-- Start of MATERIAL FOR THE TASK --

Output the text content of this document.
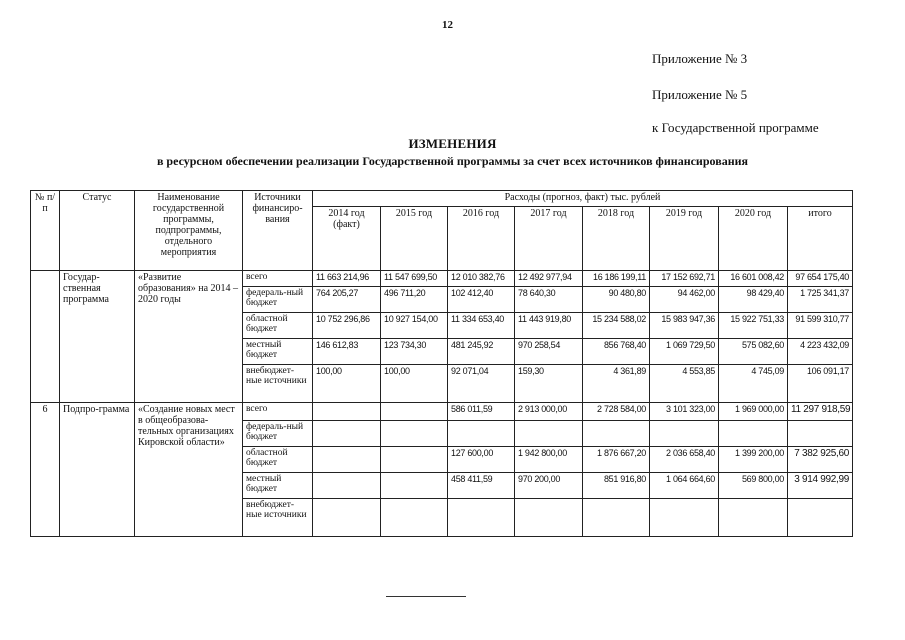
12
Приложение № 3
Приложение № 5
к Государственной программе
ИЗМЕНЕНИЯ
в ресурсном обеспечении реализации Государственной программы за счет всех источников финансирования
№ п/п	Статус	Наименование государственной программы, подпрограммы, отдельного мероприятия	Источники финансиро-вания	Расходы (прогноз, факт) тыс. рублей							
				2014 год (факт)	2015 год	2016 год	2017 год	2018 год	2019 год	2020 год	итого
	Государ-ственная программа	«Развитие образования» на 2014 – 2020 годы	всего	11 663 214,96	11 547 699,50	12 010 382,76	12 492 977,94	16 186 199,11	17 152 692,71	16 601 008,42	97 654 175,40
			федераль-ный бюджет	764 205,27	496 711,20	102 412,40	78 640,30	90 480,80	94 462,00	98 429,40	1 725 341,37
			областной бюджет	10 752 296,86	10 927 154,00	11 334 653,40	11 443 919,80	15 234 588,02	15 983 947,36	15 922 751,33	91 599 310,77
			местный бюджет	146 612,83	123 734,30	481 245,92	970 258,54	856 768,40	1 069 729,50	575 082,60	4 223 432,09
			внебюджет-ные источники	100,00	100,00	92 071,04	159,30	4 361,89	4 553,85	4 745,09	106 091,17
6	Подпро-грамма	«Создание новых мест в общеобразова-тельных организациях Кировской области»	всего			586 011,59	2 913 000,00	2 728 584,00	3 101 323,00	1 969 000,00	11 297 918,59
			федераль-ный бюджет								
			областной бюджет			127 600,00	1 942 800,00	1 876 667,20	2 036 658,40	1 399 200,00	7 382 925,60
			местный бюджет			458 411,59	970 200,00	851 916,80	1 064 664,60	569 800,00	3 914 992,99
			внебюджет-ные источники								
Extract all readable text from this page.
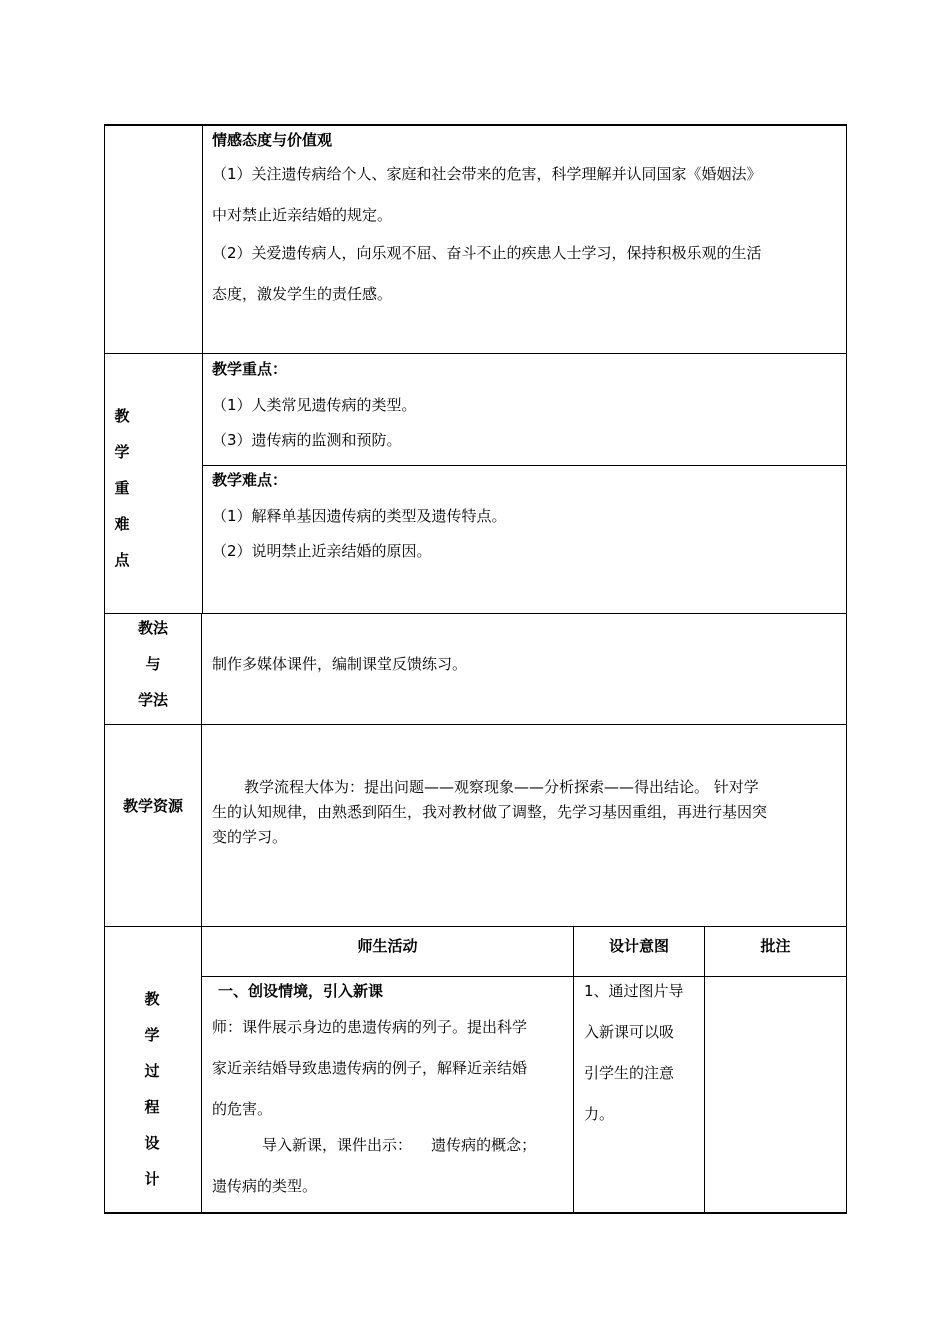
情感态度与价值观
（1）关注遗传病给个人、家庭和社会带来的危害，科学理解并认同国家《婚姻法》
中对禁止近亲结婚的规定。
（2）关爱遗传病人，向乐观不屈、奋斗不止的疾患人士学习，保持积极乐观的生活
态度，激发学生的责任感。
教
学
重
难
点
教学重点：
（1）人类常见遗传病的类型。
（3）遗传病的监测和预防。
教学难点：
（1）解释单基因遗传病的类型及遗传特点。
（2）说明禁止近亲结婚的原因。
教法
与
学法
制作多媒体课件，编制课堂反馈练习。
教学资源
教学流程大体为：提出问题——观察现象——分析探索——得出结论。 针对学
生的认知规律，由熟悉到陌生，我对教材做了调整，先学习基因重组，再进行基因突
变的学习。
教
学
过
程
设
计
师生活动	设计意图	批注
一、创设情境，引入新课
师：课件展示身边的患遗传病的列子。提出科学
家近亲结婚导致患遗传病的例子，解释近亲结婚
的危害。
导入新课，课件出示：    遗传病的概念；
遗传病的类型。
1、通过图片导
入新课可以吸
引学生的注意
力。
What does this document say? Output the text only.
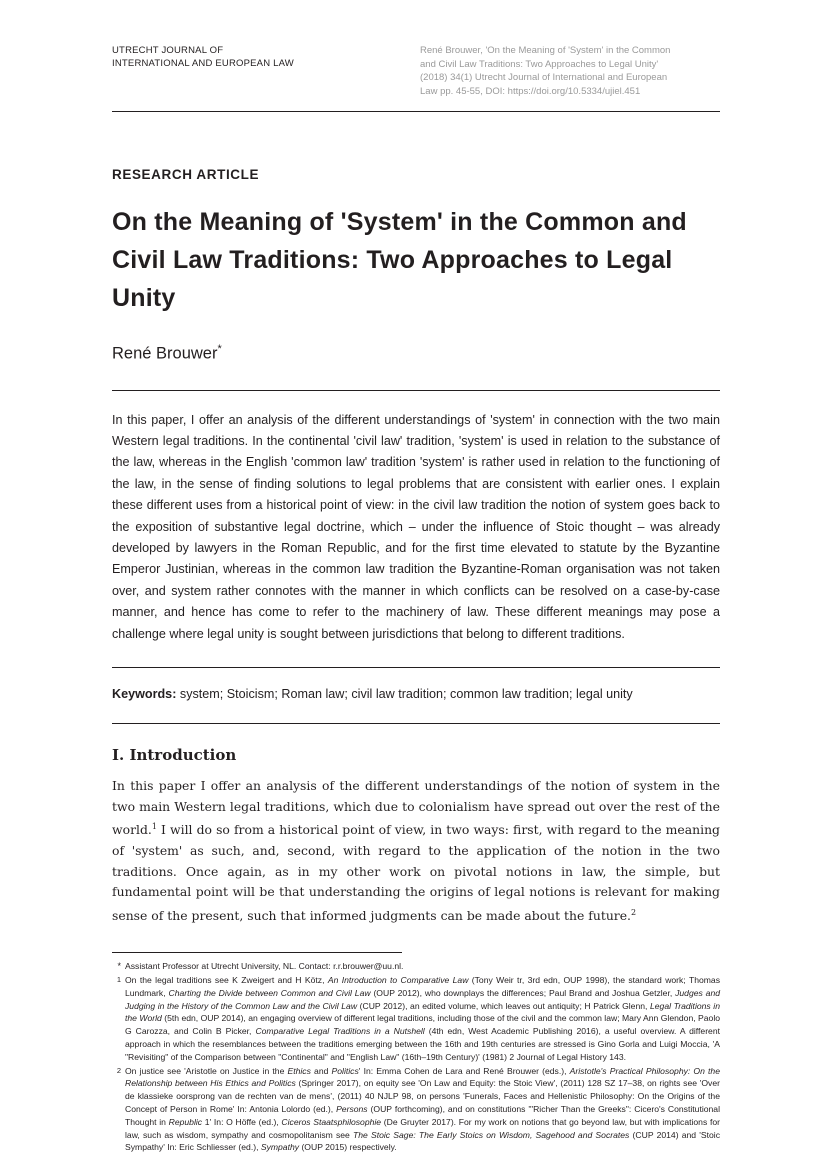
UTRECHT JOURNAL OF
INTERNATIONAL AND EUROPEAN LAW
René Brouwer, 'On the Meaning of 'System' in the Common
and Civil Law Traditions: Two Approaches to Legal Unity'
(2018) 34(1) Utrecht Journal of International and European
Law pp. 45-55, DOI: https://doi.org/10.5334/ujiel.451
RESEARCH ARTICLE
On the Meaning of 'System' in the Common and Civil Law Traditions: Two Approaches to Legal Unity
René Brouwer*
In this paper, I offer an analysis of the different understandings of 'system' in connection with the two main Western legal traditions. In the continental 'civil law' tradition, 'system' is used in relation to the substance of the law, whereas in the English 'common law' tradition 'system' is rather used in relation to the functioning of the law, in the sense of finding solutions to legal problems that are consistent with earlier ones. I explain these different uses from a historical point of view: in the civil law tradition the notion of system goes back to the exposition of substantive legal doctrine, which – under the influence of Stoic thought – was already developed by lawyers in the Roman Republic, and for the first time elevated to statute by the Byzantine Emperor Justinian, whereas in the common law tradition the Byzantine-Roman organisation was not taken over, and system rather connotes with the manner in which conflicts can be resolved on a case-by-case manner, and hence has come to refer to the machinery of law. These different meanings may pose a challenge where legal unity is sought between jurisdictions that belong to different traditions.
Keywords: system; Stoicism; Roman law; civil law tradition; common law tradition; legal unity
I. Introduction
In this paper I offer an analysis of the different understandings of the notion of system in the two main Western legal traditions, which due to colonialism have spread out over the rest of the world.$^1$ I will do so from a historical point of view, in two ways: first, with regard to the meaning of 'system' as such, and, second, with regard to the application of the notion in the two traditions. Once again, as in my other work on pivotal notions in law, the simple, but fundamental point will be that understanding the origins of legal notions is relevant for making sense of the present, such that informed judgments can be made about the future.$^2$
* Assistant Professor at Utrecht University, NL. Contact: r.r.brouwer@uu.nl.
1 On the legal traditions see K Zweigert and H Kötz, An Introduction to Comparative Law (Tony Weir tr, 3rd edn, OUP 1998), the standard work; Thomas Lundmark, Charting the Divide between Common and Civil Law (OUP 2012), who downplays the differences; Paul Brand and Joshua Getzler, Judges and Judging in the History of the Common Law and the Civil Law (CUP 2012), an edited volume, which leaves out antiquity; H Patrick Glenn, Legal Traditions in the World (5th edn, OUP 2014), an engaging overview of different legal traditions, including those of the civil and the common law; Mary Ann Glendon, Paolo G Carozza, and Colin B Picker, Comparative Legal Traditions in a Nutshell (4th edn, West Academic Publishing 2016), a useful overview. A different approach in which the resemblances between the traditions emerging between the 16th and 19th centuries are stressed is Gino Gorla and Luigi Moccia, 'A "Revisiting" of the Comparison between "Continental" and "English Law" (16th–19th Century)' (1981) 2 Journal of Legal History 143.
2 On justice see 'Aristotle on Justice in the Ethics and Politics' In: Emma Cohen de Lara and René Brouwer (eds.), Aristotle's Practical Philosophy: On the Relationship between His Ethics and Politics (Springer 2017), on equity see 'On Law and Equity: the Stoic View', (2011) 128 SZ 17–38, on rights see 'Over de klassieke oorsprong van de rechten van de mens', (2011) 40 NJLP 98, on persons 'Funerals, Faces and Hellenistic Philosophy: On the Origins of the Concept of Person in Rome' In: Antonia Lolordo (ed.), Persons (OUP forthcoming), and on constitutions '"Richer Than the Greeks": Cicero's Constitutional Thought in Republic 1' In: O Höffe (ed.), Ciceros Staatsphilosophie (De Gruyter 2017). For my work on notions that go beyond law, but with implications for law, such as wisdom, sympathy and cosmopolitanism see The Stoic Sage: The Early Stoics on Wisdom, Sagehood and Socrates (CUP 2014) and 'Stoic Sympathy' In: Eric Schliesser (ed.), Sympathy (OUP 2015) respectively.
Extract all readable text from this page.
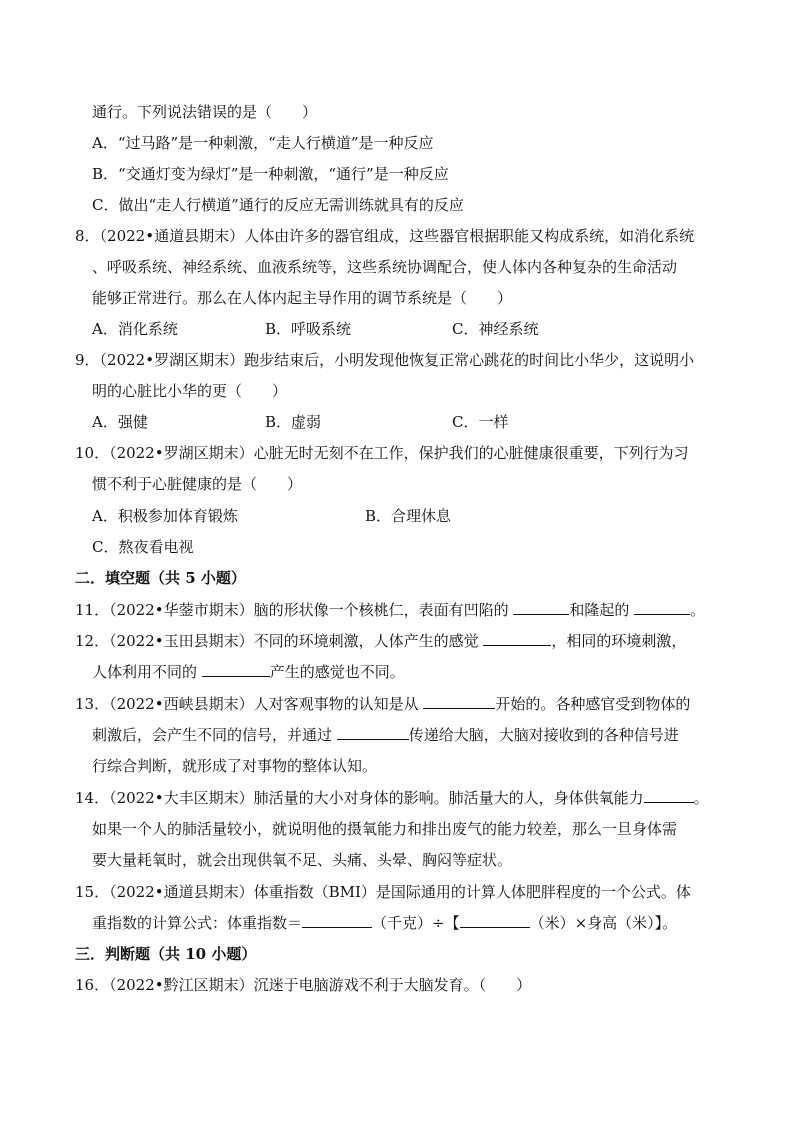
通行。下列说法错误的是（　　）
A．“过马路”是一种刺激，“走人行横道”是一种反应
B．“交通灯变为绿灯”是一种刺激，“通行”是一种反应
C．做出“走人行横道”通行的反应无需训练就具有的反应
8．（2022•通道县期末）人体由许多的器官组成，这些器官根据职能又构成系统，如消化系统
、呼吸系统、神经系统、血液系统等，这些系统协调配合，使人体内各种复杂的生命活动
能够正常进行。那么在人体内起主导作用的调节系统是（　　）
A．消化系统	B．呼吸系统	C．神经系统
9．（2022•罗湖区期末）跑步结束后，小明发现他恢复正常心跳花的时间比小华少，这说明小
明的心脏比小华的更（　　）
A．强健	B．虚弱	C．一样
10．（2022•罗湖区期末）心脏无时无刻不在工作，保护我们的心脏健康很重要，下列行为习
惯不利于心脏健康的是（　　）
A．积极参加体育锻炼	B．合理休息
C．熬夜看电视
二．填空题（共 5 小题）
11．（2022•华蓥市期末）脑的形状像一个核桃仁，表面有凹陷的	和隆起的	。
12．（2022•玉田县期末）不同的环境刺激，人体产生的感觉	，相同的环境刺激，
人体利用不同的	产生的感觉也不同。
13．（2022•西峡县期末）人对客观事物的认知是从	开始的。各种感官受到物体的
刺激后，会产生不同的信号，并通过	传递给大脑，大脑对接收到的各种信号进
行综合判断，就形成了对事物的整体认知。
14．（2022•大丰区期末）肺活量的大小对身体的影响。肺活量大的人，身体供氧能力	。
如果一个人的肺活量较小，就说明他的摄氧能力和排出废气的能力较差，那么一旦身体需
要大量耗氧时，就会出现供氧不足、头痛、头晕、胸闷等症状。
15．（2022•通道县期末）体重指数（BMI）是国际通用的计算人体肥胖程度的一个公式。体
重指数的计算公式：体重指数＝	（千克）÷【	（米）×身高（米）】。
三．判断题（共 10 小题）
16．（2022•黔江区期末）沉迷于电脑游戏不利于大脑发育。（　　）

-- End of MATERIAL FOR THE TASK --

**EXERCISE DIRECTIONS**
Tally how many lines of the records hold the word "федераль". Answer with the number only.

**SOLUTION FOR THIS PROBLEM**
2